**TASK**
Can you summarize the post on death threats against climate scientists in two sentences?

My sympathies go out to anyone who lives in fear for their life, no matter what their beliefs are about a certain climate theory. I soundly condemn death threats.

Though, as it happens, such a thing is completely out of character for any skeptic I know.

After 50,000 comments on my site, violent thoughts are exceedingly rare, from skeptics anyway. Only a few [skeptics] have even issued vague allusions wishing ill-health on someone. (And these were made not by regulars, but by anonymous “hotmail” commenters; real skeptics, or poseurs perhaps?)

Indeed, the team that makes naked death threats publicly has always been the pro-carbon-tax fans.  Think of Greenpeace “we know where you live...“.  Think of 10:10, “we will blow up your children”. Joe Romm encourages the idea that skeptics will be strangled in their beds. A blogger at TPM pondered when it would be acceptable to execute climate deniers. Richard Glover, suggests forcibly tattooing skeptics opinions on their bodies’ (though wisely thinks maybe it’s a bit too Nazi creepy).  Willis Eschenbach came up with a list of hate-related behavior. There is plenty to pick from.

So when the Canberra Times claims skeptics have been threatening climate scientists, I am, not surprisingly… skeptical.

It’s possible that some aggrieved skeptics have said something none-too-friendly, unwelcome, and unwise. If so, these may be “death threats” in the Tony-Windsor style of capital fear, where much hoo-haa was raised about strong statements like “…you’re not going to get voted in again. I hope you die, you bastard.” and “you’ll get yours”. Not that it helps any cause to reduce the arguments to something so rude or banal. It’s bullying.

Most oddly, there’s the point that scientists are moving to secret offices, getting private numbers and home security systems, but if the threats appeared to be of a serious nature why aren’t the Federal Police involved yet? As Simon points out at Climate Madness, it’s a very serious offense with a ten-year sentence. “The Australian Federal Police says it is aware of the issue, but there is no investigation underway.” [The ABC wrote that full line, but the SMH and Canberra Times decided to save their readers from seeing those last six words. What does it matter…]

When the rock star fame is waning,  a highly publicized death threat is a way to win sympathy and keep the celebrity factor rolling.

The bottom line is that the people who have the most to gain from issuing death threats like these are not skeptics, but the pro-carbon-tax team. It’s a great way to win sympathy. Not that I’m suggesting these scientists are feigning it themselves, but that there are billions of dollars on the table, not to mention a cult-like devotion to the meme. It’s in quite a few people’s interests to help those scientists win the sympathy of the crowd, and to distract the crowd with something non-scientific. I expect there would be a few PR agents who’ve been hoping for just such a threat. Go on, it sounds macabre, but it’s business. Think of the UK transport Ministry advisor who infamously emailed on Sept 11, 2001 that it would be “‘a good day to bury bad news’.

Element box records:
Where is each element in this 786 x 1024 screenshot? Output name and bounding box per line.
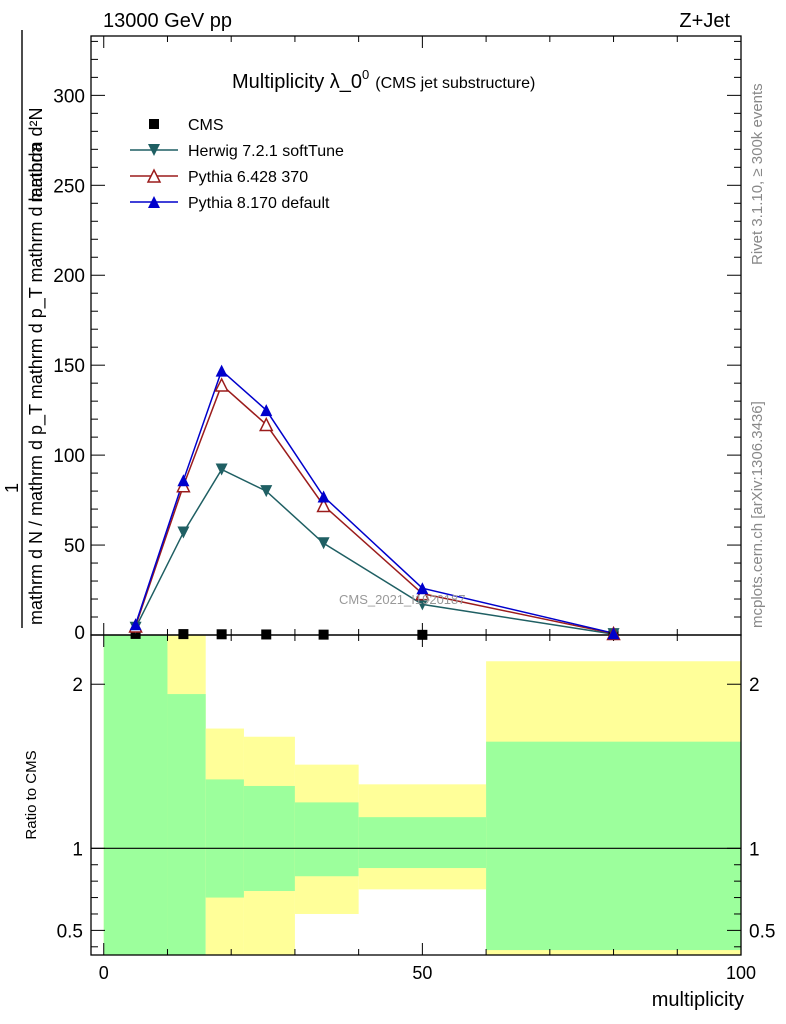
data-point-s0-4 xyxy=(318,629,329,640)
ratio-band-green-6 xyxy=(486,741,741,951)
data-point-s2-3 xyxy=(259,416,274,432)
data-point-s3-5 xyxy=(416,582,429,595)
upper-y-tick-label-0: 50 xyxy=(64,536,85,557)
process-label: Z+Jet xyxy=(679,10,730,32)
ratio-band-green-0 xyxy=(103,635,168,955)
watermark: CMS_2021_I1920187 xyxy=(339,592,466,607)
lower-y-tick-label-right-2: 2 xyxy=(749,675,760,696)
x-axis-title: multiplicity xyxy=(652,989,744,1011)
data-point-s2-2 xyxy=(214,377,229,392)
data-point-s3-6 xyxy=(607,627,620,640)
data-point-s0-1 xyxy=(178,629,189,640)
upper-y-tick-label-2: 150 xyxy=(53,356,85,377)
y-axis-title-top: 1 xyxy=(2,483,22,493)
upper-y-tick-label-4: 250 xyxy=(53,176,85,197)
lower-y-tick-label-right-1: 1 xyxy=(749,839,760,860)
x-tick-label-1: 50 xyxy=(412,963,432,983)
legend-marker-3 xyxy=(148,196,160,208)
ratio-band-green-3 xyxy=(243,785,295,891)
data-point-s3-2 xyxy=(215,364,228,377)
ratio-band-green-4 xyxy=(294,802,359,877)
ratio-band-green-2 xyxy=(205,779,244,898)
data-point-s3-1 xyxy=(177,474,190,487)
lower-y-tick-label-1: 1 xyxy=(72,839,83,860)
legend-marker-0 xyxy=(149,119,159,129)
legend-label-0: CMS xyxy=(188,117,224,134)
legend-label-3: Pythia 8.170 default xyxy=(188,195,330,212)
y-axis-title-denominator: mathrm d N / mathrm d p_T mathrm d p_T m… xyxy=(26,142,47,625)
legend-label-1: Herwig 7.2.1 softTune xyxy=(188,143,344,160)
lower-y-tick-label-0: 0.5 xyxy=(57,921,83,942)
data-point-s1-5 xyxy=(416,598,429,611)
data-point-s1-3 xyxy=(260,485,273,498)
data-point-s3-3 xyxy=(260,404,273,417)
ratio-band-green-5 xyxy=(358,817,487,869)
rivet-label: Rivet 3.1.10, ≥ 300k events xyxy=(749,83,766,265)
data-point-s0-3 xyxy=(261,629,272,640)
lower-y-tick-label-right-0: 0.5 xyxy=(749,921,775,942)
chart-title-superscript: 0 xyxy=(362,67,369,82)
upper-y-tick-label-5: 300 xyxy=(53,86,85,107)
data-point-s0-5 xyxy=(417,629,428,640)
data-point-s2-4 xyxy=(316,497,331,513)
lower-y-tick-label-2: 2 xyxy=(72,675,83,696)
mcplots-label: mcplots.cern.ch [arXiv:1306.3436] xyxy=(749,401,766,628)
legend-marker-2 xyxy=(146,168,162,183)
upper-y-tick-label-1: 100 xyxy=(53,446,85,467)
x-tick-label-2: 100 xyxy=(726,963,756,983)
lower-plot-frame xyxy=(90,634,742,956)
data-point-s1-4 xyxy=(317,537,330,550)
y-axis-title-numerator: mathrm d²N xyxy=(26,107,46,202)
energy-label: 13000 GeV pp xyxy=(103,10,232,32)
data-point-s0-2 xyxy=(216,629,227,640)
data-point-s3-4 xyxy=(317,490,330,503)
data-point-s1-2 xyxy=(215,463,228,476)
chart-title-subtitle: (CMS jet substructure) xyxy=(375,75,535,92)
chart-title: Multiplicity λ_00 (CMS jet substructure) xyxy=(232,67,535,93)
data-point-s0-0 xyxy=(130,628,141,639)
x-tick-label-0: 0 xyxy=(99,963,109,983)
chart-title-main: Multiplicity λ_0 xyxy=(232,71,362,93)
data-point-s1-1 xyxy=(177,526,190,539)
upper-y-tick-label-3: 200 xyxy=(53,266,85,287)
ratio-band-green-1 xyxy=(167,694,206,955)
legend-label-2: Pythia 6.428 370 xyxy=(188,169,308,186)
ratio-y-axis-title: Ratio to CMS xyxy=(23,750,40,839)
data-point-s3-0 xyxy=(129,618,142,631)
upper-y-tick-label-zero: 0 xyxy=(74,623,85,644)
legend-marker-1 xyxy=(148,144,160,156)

---

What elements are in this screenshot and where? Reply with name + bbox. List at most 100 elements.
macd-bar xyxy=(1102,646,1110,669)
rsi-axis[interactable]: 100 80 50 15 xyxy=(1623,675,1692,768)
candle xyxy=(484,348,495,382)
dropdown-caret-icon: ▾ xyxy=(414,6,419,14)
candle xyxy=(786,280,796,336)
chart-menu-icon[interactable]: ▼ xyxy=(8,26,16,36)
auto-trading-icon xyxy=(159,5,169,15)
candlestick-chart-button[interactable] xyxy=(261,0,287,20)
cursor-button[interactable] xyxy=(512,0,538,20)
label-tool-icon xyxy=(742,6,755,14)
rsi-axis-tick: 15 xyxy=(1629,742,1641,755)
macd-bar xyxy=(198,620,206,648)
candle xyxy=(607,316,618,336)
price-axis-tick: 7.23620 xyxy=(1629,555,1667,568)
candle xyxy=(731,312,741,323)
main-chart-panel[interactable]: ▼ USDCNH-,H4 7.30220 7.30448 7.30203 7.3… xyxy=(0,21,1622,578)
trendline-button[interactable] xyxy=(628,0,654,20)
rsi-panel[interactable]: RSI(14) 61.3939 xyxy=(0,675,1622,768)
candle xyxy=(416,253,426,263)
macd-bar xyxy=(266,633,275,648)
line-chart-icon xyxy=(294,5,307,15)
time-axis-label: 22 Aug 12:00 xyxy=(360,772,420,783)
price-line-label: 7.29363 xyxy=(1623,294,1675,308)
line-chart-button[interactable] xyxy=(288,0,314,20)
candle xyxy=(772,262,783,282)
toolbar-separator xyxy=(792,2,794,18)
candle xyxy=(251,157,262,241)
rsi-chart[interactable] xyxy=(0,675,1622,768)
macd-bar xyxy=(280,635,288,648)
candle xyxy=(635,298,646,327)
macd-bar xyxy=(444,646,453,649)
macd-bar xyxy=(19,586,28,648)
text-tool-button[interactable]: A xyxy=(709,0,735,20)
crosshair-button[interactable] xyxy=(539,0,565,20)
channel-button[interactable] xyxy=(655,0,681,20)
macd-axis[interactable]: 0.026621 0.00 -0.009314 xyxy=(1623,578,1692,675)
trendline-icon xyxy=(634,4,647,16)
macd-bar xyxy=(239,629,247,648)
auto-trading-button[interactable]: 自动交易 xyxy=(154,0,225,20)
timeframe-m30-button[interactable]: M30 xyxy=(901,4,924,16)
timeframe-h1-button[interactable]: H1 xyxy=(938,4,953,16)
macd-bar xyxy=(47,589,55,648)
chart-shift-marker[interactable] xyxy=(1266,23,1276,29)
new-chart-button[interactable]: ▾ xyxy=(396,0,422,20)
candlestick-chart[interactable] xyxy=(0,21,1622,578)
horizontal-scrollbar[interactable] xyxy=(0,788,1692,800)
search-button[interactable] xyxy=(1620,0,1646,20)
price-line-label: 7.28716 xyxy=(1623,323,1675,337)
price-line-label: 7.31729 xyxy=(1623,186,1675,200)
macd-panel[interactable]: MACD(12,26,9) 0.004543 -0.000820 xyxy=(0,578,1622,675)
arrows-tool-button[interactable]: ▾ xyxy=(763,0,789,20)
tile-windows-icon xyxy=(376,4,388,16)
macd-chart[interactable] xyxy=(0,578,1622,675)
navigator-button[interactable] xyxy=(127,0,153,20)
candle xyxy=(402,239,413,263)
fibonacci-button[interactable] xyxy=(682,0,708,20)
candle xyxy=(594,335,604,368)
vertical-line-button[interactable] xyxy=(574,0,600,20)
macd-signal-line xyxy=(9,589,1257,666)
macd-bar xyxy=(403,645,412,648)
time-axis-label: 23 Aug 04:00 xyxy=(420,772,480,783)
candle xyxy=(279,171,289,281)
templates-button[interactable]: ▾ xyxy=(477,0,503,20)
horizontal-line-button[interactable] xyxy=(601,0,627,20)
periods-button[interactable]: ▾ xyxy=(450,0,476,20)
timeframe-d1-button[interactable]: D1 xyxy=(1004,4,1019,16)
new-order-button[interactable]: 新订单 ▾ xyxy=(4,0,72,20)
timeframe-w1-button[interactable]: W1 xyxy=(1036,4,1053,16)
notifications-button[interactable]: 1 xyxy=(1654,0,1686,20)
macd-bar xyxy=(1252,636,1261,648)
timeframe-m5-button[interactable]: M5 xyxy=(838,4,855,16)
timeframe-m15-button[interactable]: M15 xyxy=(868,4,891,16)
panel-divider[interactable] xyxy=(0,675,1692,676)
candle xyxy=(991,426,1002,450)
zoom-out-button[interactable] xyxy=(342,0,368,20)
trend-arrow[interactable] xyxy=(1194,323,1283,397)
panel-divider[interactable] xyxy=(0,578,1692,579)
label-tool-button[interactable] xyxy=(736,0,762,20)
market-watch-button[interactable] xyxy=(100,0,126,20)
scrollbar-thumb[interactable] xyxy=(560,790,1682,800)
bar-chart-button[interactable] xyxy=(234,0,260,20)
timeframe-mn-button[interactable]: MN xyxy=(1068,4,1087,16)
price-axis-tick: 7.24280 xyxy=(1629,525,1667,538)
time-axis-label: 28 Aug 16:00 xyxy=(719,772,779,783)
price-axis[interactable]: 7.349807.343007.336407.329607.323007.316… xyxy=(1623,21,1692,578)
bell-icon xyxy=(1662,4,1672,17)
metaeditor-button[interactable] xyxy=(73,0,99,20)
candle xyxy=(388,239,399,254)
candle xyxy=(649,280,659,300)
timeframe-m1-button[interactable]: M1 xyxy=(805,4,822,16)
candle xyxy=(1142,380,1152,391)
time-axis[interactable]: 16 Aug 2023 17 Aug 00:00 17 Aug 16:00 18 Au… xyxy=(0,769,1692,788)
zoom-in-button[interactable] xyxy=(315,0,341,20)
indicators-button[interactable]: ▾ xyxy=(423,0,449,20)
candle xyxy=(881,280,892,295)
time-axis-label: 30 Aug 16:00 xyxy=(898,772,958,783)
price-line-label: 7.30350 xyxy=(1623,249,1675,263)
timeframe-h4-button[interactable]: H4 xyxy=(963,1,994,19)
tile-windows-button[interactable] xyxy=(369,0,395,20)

--

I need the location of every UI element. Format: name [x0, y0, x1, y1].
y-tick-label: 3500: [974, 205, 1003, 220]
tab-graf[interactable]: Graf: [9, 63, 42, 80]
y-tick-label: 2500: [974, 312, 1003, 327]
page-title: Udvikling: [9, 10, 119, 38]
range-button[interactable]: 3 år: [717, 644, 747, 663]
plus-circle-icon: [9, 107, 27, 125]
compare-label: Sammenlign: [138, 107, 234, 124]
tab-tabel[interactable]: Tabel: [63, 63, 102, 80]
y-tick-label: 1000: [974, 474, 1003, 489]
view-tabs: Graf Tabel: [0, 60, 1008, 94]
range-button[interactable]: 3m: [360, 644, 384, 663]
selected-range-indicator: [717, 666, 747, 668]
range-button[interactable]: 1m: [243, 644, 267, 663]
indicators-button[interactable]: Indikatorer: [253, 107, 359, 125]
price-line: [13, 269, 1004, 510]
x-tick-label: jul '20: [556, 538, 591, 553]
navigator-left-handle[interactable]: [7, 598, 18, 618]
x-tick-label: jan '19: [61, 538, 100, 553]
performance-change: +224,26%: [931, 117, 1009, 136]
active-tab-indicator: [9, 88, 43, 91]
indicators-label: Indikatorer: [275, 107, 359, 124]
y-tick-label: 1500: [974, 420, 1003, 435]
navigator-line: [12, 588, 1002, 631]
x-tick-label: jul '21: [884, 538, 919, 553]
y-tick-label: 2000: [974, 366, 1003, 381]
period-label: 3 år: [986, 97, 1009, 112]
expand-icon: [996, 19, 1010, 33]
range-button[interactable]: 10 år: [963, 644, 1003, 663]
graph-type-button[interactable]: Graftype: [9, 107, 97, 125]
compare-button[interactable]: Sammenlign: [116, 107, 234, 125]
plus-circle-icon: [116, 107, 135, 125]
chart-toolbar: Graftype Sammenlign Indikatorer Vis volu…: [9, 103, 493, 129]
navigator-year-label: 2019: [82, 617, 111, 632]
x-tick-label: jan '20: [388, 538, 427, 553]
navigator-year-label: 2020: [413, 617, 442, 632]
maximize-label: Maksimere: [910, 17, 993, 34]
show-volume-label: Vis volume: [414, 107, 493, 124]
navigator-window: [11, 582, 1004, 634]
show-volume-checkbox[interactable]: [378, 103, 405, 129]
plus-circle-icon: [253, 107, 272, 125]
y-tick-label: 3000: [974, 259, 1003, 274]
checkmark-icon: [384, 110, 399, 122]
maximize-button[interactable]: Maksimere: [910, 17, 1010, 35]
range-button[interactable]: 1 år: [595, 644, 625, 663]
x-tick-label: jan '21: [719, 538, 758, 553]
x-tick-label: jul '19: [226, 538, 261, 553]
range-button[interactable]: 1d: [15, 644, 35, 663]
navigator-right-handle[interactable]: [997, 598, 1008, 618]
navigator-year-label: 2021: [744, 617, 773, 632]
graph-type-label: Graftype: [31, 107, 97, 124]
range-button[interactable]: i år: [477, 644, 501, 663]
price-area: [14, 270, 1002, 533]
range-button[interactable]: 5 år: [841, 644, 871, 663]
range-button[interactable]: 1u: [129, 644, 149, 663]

**WRITTEN ANSWER**
The writer condemns death threats but is skeptical of the Canberra Times claim that skeptics have been threatening climate scientists, saying violent comments from skeptics on the site are exceedingly rare and that public death threats have come mainly from pro-carbon-tax supporters. The writer also asks why the Federal Police have no investigation underway if the threats are serious, and argues that the pro-carbon-tax side has the most to gain from such threats because they win sympathy for the scientists.